▶ [提示文]:
****

この期に及んでペナンで再体験したいとも思わず、
結局フィリピンのセブでコンドミニアムを借りた。
マレーシアで特に危険なエリアは?
ジョホールバルの他に危険とされる場所として、サバ州が挙げられる。
マレー半島から離れたボルネオ島の一部で、
海を隔ててフィリピンに対峙する位置にある。
このボルネオ島は広大な島で、
面積で言えば世界3位。
その土地もマレーシアが専有しているわけではなく、
インドネシアとブルネイの国土のエリアもあり、
そこからして政治的に複雑な場所なのが分かる。
ボルネオ島の中で日本人に馴染み深いのは
コタキナバルだろう。
こちらはマレーシアの一部。
このボルネオ島の中でも、
サバ州の東海岸エリアは危険地帯で、
外務省も渡航中止勧告や不要不急の渡航中止を求めるほど。
海賊行為や外国人の誘拐が行われており、
安全とは程遠いエリアになっている。
もっとも、コタキナバルとは離れているので、
同じ島の中でも事情は違う。
危険とされるサバ州の東側には目立った観光地もなく、
通常であれば日本人は訪れないエリア。
隣国とマレーシアの安全度を比べると
北はタイ、南はシンガポールとマレーシアは国境を接している。
その2つの国と比較した上では、
明らかに治安面で問題を抱えているというのが
現地に住んで感じる率直なところ。
ジョホールバルに住んでいると、
街の中にあるスナイ空港は国内空港のため、
海外に行くときはシンガポールのチャンギ空港を使用することになる。
そのため、シンガポールには頻繁に行くことになった。
そこからは片道5,000円程度でバンコクへ行ける。
バンコクもたびたび訪れ、1ヶ月近く滞在してきたが、
マレーシアとは安心度が違う。

****

▶ [課題の指示]:
提示文から、「ジョホールバルの他に危険とされる場所として、サバ州が挙げられる。」という語句を含む箇所で始まり「外務省も渡航中止勧告や不要不急の渡航中止を求めるほど。」で終わる部分を、一字一句変えずに引用しなさい。

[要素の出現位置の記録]
****

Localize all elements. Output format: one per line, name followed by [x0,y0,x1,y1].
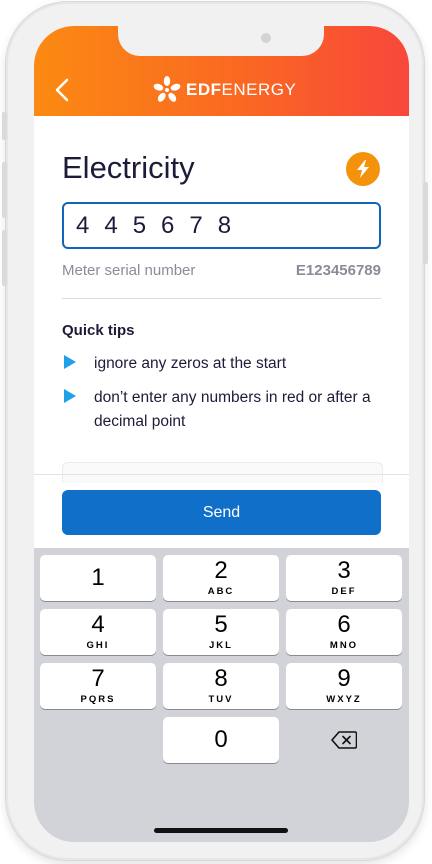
lightning-bolt-icon [357,160,369,178]
tip-text: ignore any zeros at the start [94,355,287,372]
home-indicator [154,828,288,833]
key-letters: ABC [207,586,235,597]
key-letters: MNO [329,640,359,651]
back-button[interactable] [44,72,80,108]
key-letters: PQRS [80,694,116,705]
key-letters: GHI [86,640,110,651]
camera [261,33,271,43]
screen: EDFENERGY Electricity 445678 Meter seria… [34,26,409,842]
key-letters: WXYZ [326,694,362,705]
key-digit: 2 [214,557,228,584]
key-0[interactable]: 0 [163,717,279,763]
brand-wordmark: EDFENERGY [186,80,297,99]
play-arrow-icon [64,355,76,369]
serial-number-value: E123456789 [295,262,381,279]
key-4[interactable]: 4 GHI [40,609,156,655]
key-letters: DEF [331,586,357,597]
brand-logo: EDFENERGY [152,76,296,104]
side-button-mute [2,112,7,140]
key-digit: 7 [91,665,105,692]
delete-key[interactable] [286,717,402,763]
footer-divider [34,474,409,475]
side-button-volume-up [2,162,7,218]
card-peek [62,462,383,483]
divider [62,298,381,299]
key-digit: 4 [91,611,105,638]
play-arrow-icon [64,389,76,403]
chevron-left-icon [55,78,69,102]
key-digit: 3 [337,557,351,584]
key-digit: 1 [91,564,105,591]
backspace-icon [331,731,357,749]
key-5[interactable]: 5 JKL [163,609,279,655]
key-7[interactable]: 7 PQRS [40,663,156,709]
edf-flower-icon [153,76,181,102]
key-2[interactable]: 2 ABC [163,555,279,601]
key-8[interactable]: 8 TUV [163,663,279,709]
side-button-volume-down [2,230,7,286]
send-button[interactable]: Send [62,490,381,535]
key-6[interactable]: 6 MNO [286,609,402,655]
electricity-badge [346,152,380,186]
key-9[interactable]: 9 WXYZ [286,663,402,709]
key-digit: 5 [214,611,228,638]
key-digit: 0 [214,726,228,753]
numeric-keypad: 1 2 ABC 3 DEF 4 GHI 5 JKL 6 MNO 7 PQRS 8… [34,548,409,842]
side-button-power [423,182,428,264]
serial-number-label: Meter serial number [62,262,196,279]
key-digit: 9 [337,665,351,692]
key-letters: JKL [209,640,233,651]
notch [118,26,324,56]
quick-tips-heading: Quick tips [62,322,135,339]
key-letters: TUV [208,694,234,705]
key-blank [40,717,156,763]
key-digit: 6 [337,611,351,638]
phone-frame: EDFENERGY Electricity 445678 Meter seria… [2,2,428,860]
tip-text: don’t enter any numbers in red or after … [94,389,371,430]
meter-reading-input[interactable]: 445678 [62,202,381,249]
page-title: Electricity [62,150,195,185]
key-1[interactable]: 1 [40,555,156,601]
key-3[interactable]: 3 DEF [286,555,402,601]
key-digit: 8 [214,665,228,692]
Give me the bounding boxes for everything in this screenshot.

****

▶ [完成解答]:
ジョホールバルの他に危険とされる場所として、サバ州が挙げられる。
マレー半島から離れたボルネオ島の一部で、
海を隔ててフィリピンに対峙する位置にある。
このボルネオ島は広大な島で、
面積で言えば世界3位。
その土地もマレーシアが専有しているわけではなく、
インドネシアとブルネイの国土のエリアもあり、
そこからして政治的に複雑な場所なのが分かる。
ボルネオ島の中で日本人に馴染み深いのは
コタキナバルだろう。
こちらはマレーシアの一部。
このボルネオ島の中でも、
サバ州の東海岸エリアは危険地帯で、
外務省も渡航中止勧告や不要不急の渡航中止を求めるほど。